----- Data for processing

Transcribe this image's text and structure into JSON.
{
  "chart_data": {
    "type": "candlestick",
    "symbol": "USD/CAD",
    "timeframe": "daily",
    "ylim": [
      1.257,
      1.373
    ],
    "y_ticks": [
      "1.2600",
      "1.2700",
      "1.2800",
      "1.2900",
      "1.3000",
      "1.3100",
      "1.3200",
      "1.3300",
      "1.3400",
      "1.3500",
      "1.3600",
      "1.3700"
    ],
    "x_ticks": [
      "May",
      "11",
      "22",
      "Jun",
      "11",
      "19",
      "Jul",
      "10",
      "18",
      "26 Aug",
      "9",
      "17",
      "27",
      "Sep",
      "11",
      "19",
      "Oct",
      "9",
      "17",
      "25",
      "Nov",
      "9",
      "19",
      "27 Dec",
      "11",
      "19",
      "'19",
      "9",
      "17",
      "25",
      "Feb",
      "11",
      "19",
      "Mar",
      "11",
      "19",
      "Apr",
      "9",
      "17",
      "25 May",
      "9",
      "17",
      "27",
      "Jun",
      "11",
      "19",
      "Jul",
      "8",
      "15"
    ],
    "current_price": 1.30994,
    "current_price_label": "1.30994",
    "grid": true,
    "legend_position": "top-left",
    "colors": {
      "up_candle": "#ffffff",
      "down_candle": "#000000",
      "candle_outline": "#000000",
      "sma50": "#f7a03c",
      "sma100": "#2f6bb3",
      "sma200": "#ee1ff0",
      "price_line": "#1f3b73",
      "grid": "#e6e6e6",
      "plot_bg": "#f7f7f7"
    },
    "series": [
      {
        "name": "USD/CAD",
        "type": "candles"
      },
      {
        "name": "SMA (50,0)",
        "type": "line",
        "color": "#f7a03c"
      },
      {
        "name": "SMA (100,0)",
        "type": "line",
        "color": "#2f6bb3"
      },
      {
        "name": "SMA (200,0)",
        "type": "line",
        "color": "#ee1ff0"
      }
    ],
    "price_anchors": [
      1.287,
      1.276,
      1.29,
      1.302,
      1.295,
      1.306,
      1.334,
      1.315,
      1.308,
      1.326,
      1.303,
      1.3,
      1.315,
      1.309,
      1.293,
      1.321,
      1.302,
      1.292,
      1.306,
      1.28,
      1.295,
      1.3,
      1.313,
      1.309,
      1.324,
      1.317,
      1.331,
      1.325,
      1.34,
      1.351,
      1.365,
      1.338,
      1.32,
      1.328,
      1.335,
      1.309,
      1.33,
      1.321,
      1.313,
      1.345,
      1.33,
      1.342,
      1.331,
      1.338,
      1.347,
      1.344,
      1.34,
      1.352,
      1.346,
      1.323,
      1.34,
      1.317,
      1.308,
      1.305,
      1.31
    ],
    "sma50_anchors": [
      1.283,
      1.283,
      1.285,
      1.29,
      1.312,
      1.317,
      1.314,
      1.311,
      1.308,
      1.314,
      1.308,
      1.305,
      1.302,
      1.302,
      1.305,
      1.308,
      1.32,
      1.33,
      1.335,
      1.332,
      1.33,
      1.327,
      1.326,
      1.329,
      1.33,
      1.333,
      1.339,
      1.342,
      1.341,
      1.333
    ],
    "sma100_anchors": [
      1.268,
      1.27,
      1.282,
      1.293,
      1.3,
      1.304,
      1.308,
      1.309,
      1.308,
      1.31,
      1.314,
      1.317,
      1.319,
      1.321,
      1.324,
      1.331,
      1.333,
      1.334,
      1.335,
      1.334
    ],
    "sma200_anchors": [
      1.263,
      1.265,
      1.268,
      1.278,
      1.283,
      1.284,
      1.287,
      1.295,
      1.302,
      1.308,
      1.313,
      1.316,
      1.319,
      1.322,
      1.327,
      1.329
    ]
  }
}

----------

Task to complete: Find each line with the string "name" and copy it out.

Expected output:
        "name": "USD/CAD",
        "name": "SMA (50,0)",
        "name": "SMA (100,0)",
        "name": "SMA (200,0)",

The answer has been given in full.